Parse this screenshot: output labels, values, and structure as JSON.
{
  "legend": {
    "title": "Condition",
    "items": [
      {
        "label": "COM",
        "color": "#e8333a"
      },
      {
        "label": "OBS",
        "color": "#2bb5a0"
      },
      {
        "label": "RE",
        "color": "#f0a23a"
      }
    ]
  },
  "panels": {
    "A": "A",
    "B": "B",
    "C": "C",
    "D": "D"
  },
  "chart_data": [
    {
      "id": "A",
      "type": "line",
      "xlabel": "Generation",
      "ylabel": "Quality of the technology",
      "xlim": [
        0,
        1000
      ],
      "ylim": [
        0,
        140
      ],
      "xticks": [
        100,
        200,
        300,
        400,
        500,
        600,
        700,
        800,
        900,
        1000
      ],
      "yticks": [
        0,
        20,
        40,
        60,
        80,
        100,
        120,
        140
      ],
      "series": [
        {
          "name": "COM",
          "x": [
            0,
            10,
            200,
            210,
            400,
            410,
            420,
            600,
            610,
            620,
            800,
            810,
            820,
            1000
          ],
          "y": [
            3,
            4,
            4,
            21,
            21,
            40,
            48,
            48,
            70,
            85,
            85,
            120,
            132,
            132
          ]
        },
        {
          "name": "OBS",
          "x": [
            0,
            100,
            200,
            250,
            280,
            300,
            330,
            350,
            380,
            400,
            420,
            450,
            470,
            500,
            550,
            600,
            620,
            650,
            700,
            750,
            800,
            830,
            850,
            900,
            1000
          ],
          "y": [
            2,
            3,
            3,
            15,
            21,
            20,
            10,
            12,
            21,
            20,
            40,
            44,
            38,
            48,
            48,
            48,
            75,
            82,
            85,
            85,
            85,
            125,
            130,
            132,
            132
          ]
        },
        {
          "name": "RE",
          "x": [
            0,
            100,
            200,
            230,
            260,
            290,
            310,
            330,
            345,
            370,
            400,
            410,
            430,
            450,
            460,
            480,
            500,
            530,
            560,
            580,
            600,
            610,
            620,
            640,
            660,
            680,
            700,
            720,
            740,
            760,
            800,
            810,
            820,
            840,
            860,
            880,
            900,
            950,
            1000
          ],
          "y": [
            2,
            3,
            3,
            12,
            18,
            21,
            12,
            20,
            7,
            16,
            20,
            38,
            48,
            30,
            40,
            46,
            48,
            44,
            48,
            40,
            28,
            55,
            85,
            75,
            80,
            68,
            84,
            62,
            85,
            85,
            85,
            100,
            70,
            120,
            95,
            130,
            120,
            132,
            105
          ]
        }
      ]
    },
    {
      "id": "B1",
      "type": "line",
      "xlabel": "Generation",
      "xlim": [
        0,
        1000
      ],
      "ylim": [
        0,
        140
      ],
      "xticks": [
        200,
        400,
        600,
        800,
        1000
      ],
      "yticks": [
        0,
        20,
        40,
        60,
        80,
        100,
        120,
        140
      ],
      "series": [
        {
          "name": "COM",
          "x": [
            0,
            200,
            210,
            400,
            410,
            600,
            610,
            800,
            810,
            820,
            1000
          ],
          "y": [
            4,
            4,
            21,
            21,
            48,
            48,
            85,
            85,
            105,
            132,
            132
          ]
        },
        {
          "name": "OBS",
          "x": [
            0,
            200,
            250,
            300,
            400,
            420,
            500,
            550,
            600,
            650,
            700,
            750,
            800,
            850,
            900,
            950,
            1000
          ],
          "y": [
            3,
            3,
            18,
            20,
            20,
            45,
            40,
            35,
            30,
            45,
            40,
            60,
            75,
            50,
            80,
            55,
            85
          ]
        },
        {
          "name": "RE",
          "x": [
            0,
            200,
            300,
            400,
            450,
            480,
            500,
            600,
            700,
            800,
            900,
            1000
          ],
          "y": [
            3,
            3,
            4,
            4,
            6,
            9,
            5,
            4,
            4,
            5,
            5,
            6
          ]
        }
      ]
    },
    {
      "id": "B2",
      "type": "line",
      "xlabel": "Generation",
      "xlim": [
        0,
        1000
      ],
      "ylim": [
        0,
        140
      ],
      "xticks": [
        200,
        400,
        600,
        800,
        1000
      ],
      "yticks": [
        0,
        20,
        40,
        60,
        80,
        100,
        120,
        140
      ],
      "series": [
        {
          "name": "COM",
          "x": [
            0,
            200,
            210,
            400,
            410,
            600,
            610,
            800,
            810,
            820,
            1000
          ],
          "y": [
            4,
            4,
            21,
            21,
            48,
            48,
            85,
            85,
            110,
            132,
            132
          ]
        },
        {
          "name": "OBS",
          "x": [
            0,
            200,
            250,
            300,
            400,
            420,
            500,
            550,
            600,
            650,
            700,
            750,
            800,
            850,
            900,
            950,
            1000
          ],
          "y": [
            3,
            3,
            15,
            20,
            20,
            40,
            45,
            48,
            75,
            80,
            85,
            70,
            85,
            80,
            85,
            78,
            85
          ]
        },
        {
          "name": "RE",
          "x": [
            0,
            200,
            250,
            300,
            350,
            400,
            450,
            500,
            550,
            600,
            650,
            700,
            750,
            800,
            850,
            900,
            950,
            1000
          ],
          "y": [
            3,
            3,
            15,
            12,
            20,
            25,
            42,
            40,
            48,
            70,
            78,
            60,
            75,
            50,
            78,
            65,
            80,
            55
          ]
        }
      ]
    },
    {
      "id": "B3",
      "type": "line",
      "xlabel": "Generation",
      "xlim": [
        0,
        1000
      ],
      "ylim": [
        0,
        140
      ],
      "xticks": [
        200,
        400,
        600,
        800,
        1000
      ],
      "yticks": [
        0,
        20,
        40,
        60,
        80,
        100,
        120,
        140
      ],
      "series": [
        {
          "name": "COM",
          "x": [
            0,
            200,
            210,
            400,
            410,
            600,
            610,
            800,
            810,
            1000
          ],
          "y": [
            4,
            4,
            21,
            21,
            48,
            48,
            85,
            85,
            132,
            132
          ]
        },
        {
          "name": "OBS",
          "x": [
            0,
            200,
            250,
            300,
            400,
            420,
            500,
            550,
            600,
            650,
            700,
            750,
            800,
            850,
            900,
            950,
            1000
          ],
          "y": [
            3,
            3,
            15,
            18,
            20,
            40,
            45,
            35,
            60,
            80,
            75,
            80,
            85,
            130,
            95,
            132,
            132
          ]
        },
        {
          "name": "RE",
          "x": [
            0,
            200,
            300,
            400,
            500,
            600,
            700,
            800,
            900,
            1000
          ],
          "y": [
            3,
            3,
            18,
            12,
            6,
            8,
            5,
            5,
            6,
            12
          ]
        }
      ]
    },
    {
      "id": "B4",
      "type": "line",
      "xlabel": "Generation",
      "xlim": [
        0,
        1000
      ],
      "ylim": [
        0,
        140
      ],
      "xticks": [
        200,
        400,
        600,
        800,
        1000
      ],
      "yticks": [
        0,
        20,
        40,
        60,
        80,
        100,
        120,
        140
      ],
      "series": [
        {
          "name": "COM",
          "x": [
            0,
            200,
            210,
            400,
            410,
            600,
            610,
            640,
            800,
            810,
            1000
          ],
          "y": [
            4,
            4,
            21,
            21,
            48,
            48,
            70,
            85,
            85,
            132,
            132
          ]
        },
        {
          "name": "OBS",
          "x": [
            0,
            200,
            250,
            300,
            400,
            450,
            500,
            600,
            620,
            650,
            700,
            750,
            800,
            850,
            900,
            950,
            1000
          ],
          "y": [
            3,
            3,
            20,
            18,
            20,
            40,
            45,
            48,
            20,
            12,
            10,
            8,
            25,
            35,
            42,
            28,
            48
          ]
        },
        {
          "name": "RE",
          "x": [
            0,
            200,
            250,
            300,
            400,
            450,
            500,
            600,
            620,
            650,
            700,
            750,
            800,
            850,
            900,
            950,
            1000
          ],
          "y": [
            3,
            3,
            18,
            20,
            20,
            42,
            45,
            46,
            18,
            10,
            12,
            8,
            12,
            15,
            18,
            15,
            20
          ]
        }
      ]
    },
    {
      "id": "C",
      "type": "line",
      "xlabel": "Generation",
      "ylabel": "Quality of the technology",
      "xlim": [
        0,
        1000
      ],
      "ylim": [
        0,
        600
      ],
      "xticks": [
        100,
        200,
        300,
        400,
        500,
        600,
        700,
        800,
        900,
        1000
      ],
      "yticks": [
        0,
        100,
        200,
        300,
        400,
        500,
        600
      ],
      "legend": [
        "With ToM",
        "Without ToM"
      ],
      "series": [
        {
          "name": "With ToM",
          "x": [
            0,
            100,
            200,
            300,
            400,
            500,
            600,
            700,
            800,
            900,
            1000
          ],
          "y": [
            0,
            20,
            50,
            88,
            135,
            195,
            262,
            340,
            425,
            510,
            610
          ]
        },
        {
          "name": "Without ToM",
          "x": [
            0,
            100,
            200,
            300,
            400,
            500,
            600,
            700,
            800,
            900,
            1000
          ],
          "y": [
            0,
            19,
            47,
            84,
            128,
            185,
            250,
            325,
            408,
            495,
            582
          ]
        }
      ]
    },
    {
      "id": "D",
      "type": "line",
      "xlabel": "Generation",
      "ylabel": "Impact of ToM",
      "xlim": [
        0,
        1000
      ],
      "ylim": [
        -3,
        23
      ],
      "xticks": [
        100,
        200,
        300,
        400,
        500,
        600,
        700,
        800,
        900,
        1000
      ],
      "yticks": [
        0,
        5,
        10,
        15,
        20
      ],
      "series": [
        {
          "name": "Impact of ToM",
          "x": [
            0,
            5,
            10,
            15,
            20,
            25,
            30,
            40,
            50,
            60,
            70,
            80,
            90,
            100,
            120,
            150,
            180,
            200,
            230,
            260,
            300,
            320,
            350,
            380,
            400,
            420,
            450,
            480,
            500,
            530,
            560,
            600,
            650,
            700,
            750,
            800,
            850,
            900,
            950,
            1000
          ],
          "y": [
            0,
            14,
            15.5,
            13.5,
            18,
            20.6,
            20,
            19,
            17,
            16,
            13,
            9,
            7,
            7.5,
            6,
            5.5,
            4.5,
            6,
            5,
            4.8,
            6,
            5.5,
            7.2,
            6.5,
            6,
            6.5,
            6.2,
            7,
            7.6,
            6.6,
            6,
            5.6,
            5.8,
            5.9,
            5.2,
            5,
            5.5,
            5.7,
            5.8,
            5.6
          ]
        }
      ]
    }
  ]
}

● Written exercise
Copy each line above where the string "Impact" occurs.

● Written solution
      "ylabel": "Impact of ToM",
          "name": "Impact of ToM",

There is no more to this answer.